• Exercise goal: Go through the listing and write out all of it exactly.

• Exercise material:

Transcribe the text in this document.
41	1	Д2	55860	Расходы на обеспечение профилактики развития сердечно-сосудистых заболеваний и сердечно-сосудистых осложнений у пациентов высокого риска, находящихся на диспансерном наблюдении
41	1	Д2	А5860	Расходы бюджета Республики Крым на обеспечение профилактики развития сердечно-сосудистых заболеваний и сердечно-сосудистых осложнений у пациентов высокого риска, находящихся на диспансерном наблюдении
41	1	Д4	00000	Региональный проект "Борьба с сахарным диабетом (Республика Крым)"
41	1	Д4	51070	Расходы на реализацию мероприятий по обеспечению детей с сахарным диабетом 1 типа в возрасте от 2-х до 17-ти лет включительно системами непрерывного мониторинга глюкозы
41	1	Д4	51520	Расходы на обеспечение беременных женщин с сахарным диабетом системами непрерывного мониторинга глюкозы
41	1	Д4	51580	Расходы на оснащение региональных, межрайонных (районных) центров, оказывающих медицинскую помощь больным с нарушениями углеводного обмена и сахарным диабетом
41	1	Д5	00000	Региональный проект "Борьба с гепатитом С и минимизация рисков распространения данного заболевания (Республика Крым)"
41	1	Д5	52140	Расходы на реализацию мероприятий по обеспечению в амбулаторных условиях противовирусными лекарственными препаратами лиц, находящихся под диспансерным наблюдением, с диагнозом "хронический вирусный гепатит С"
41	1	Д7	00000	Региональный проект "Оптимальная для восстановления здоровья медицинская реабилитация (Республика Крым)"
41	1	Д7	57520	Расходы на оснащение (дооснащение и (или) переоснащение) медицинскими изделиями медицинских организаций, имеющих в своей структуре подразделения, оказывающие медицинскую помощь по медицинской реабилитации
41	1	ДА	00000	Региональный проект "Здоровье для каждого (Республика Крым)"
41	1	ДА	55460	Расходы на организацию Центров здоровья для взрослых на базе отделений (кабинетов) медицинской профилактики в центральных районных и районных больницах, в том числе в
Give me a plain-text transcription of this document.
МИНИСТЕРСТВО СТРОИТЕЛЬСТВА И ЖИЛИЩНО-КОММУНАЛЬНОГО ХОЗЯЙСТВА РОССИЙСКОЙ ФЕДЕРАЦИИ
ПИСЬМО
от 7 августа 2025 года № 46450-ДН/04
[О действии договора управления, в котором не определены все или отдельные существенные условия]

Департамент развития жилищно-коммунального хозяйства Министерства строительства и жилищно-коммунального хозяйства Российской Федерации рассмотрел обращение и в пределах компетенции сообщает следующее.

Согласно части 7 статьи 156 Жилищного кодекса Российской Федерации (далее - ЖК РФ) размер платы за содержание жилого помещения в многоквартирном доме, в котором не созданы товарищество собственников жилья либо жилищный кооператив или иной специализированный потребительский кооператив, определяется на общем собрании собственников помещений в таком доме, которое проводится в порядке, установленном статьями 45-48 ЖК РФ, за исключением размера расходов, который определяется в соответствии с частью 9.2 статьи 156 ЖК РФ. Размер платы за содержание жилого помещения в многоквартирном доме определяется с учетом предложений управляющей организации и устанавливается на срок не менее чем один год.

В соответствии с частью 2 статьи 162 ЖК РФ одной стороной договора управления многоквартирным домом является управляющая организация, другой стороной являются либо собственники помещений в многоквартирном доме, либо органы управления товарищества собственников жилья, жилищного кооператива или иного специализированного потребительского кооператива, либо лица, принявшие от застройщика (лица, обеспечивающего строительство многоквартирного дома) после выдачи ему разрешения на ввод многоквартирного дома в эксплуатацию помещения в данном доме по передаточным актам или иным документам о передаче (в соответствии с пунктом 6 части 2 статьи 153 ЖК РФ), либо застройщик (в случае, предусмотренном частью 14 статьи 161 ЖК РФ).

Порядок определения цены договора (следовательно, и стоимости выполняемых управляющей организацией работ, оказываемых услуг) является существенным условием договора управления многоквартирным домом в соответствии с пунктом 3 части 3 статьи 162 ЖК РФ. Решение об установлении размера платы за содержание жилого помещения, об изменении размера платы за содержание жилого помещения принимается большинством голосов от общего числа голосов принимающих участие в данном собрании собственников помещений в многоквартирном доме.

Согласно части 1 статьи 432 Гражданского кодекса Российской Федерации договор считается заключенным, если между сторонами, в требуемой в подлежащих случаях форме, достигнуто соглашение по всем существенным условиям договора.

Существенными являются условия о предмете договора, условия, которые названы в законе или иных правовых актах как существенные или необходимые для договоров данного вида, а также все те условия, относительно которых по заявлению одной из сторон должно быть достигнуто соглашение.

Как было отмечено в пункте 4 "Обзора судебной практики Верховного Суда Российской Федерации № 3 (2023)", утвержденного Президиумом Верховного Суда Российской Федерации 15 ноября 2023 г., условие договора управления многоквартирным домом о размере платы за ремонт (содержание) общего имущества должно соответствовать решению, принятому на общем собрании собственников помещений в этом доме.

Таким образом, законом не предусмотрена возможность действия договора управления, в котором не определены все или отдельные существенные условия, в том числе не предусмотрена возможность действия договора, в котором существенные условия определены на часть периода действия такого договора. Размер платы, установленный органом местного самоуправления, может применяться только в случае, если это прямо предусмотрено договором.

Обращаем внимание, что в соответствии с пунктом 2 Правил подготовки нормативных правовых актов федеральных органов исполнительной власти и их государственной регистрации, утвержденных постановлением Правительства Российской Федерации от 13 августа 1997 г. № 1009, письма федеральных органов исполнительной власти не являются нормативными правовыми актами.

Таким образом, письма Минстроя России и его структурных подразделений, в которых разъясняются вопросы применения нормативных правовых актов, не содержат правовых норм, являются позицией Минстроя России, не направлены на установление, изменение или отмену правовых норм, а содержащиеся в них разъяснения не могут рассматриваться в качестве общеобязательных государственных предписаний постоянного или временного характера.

• The output:
Transcribe the text in this document.
41	1	Д2	55860	Расходы на обеспечение профилактики развития сердечно-сосудистых заболеваний и сердечно-сосудистых осложнений у пациентов высокого риска, находящихся на диспансерном наблюдении
41	1	Д2	А5860	Расходы бюджета Республики Крым на обеспечение профилактики развития сердечно-сосудистых заболеваний и сердечно-сосудистых осложнений у пациентов высокого риска, находящихся на диспансерном наблюдении
41	1	Д4	00000	Региональный проект "Борьба с сахарным диабетом (Республика Крым)"
41	1	Д4	51070	Расходы на реализацию мероприятий по обеспечению детей с сахарным диабетом 1 типа в возрасте от 2-х до 17-ти лет включительно системами непрерывного мониторинга глюкозы
41	1	Д4	51520	Расходы на обеспечение беременных женщин с сахарным диабетом системами непрерывного мониторинга глюкозы
41	1	Д4	51580	Расходы на оснащение региональных, межрайонных (районных) центров, оказывающих медицинскую помощь больным с нарушениями углеводного обмена и сахарным диабетом
41	1	Д5	00000	Региональный проект "Борьба с гепатитом С и минимизация рисков распространения данного заболевания (Республика Крым)"
41	1	Д5	52140	Расходы на реализацию мероприятий по обеспечению в амбулаторных условиях противовирусными лекарственными препаратами лиц, находящихся под диспансерным наблюдением, с диагнозом "хронический вирусный гепатит С"
41	1	Д7	00000	Региональный проект "Оптимальная для восстановления здоровья медицинская реабилитация (Республика Крым)"
41	1	Д7	57520	Расходы на оснащение (дооснащение и (или) переоснащение) медицинскими изделиями медицинских организаций, имеющих в своей структуре подразделения, оказывающие медицинскую помощь по медицинской реабилитации
41	1	ДА	00000	Региональный проект "Здоровье для каждого (Республика Крым)"
41	1	ДА	55460	Расходы на организацию Центров здоровья для взрослых на базе отделений (кабинетов) медицинской профилактики в центральных районных и районных больницах, в том числе в
Give me a plain-text transcription of this document.
МИНИСТЕРСТВО СТРОИТЕЛЬСТВА И ЖИЛИЩНО-КОММУНАЛЬНОГО ХОЗЯЙСТВА РОССИЙСКОЙ ФЕДЕРАЦИИ
ПИСЬМО
от 7 августа 2025 года № 46450-ДН/04
[О действии договора управления, в котором не определены все или отдельные существенные условия]

Департамент развития жилищно-коммунального хозяйства Министерства строительства и жилищно-коммунального хозяйства Российской Федерации рассмотрел обращение и в пределах компетенции сообщает следующее.

Согласно части 7 статьи 156 Жилищного кодекса Российской Федерации (далее - ЖК РФ) размер платы за содержание жилого помещения в многоквартирном доме, в котором не созданы товарищество собственников жилья либо жилищный кооператив или иной специализированный потребительский кооператив, определяется на общем собрании собственников помещений в таком доме, которое проводится в порядке, установленном статьями 45-48 ЖК РФ, за исключением размера расходов, который определяется в соответствии с частью 9.2 статьи 156 ЖК РФ. Размер платы за содержание жилого помещения в многоквартирном доме определяется с учетом предложений управляющей организации и устанавливается на срок не менее чем один год.

В соответствии с частью 2 статьи 162 ЖК РФ одной стороной договора управления многоквартирным домом является управляющая организация, другой стороной являются либо собственники помещений в многоквартирном доме, либо органы управления товарищества собственников жилья, жилищного кооператива или иного специализированного потребительского кооператива, либо лица, принявшие от застройщика (лица, обеспечивающего строительство многоквартирного дома) после выдачи ему разрешения на ввод многоквартирного дома в эксплуатацию помещения в данном доме по передаточным актам или иным документам о передаче (в соответствии с пунктом 6 части 2 статьи 153 ЖК РФ), либо застройщик (в случае, предусмотренном частью 14 статьи 161 ЖК РФ).

Порядок определения цены договора (следовательно, и стоимости выполняемых управляющей организацией работ, оказываемых услуг) является существенным условием договора управления многоквартирным домом в соответствии с пунктом 3 части 3 статьи 162 ЖК РФ. Решение об установлении размера платы за содержание жилого помещения, об изменении размера платы за содержание жилого помещения принимается большинством голосов от общего числа голосов принимающих участие в данном собрании собственников помещений в многоквартирном доме.

Согласно части 1 статьи 432 Гражданского кодекса Российской Федерации договор считается заключенным, если между сторонами, в требуемой в подлежащих случаях форме, достигнуто соглашение по всем существенным условиям договора.

Существенными являются условия о предмете договора, условия, которые названы в законе или иных правовых актах как существенные или необходимые для договоров данного вида, а также все те условия, относительно которых по заявлению одной из сторон должно быть достигнуто соглашение.

Как было отмечено в пункте 4 "Обзора судебной практики Верховного Суда Российской Федерации № 3 (2023)", утвержденного Президиумом Верховного Суда Российской Федерации 15 ноября 2023 г., условие договора управления многоквартирным домом о размере платы за ремонт (содержание) общего имущества должно соответствовать решению, принятому на общем собрании собственников помещений в этом доме.

Таким образом, законом не предусмотрена возможность действия договора управления, в котором не определены все или отдельные существенные условия, в том числе не предусмотрена возможность действия договора, в котором существенные условия определены на часть периода действия такого договора. Размер платы, установленный органом местного самоуправления, может применяться только в случае, если это прямо предусмотрено договором.

Обращаем внимание, что в соответствии с пунктом 2 Правил подготовки нормативных правовых актов федеральных органов исполнительной власти и их государственной регистрации, утвержденных постановлением Правительства Российской Федерации от 13 августа 1997 г. № 1009, письма федеральных органов исполнительной власти не являются нормативными правовыми актами.

Таким образом, письма Минстроя России и его структурных подразделений, в которых разъясняются вопросы применения нормативных правовых актов, не содержат правовых норм, являются позицией Минстроя России, не направлены на установление, изменение или отмену правовых норм, а содержащиеся в них разъяснения не могут рассматриваться в качестве общеобязательных государственных предписаний постоянного или временного характера.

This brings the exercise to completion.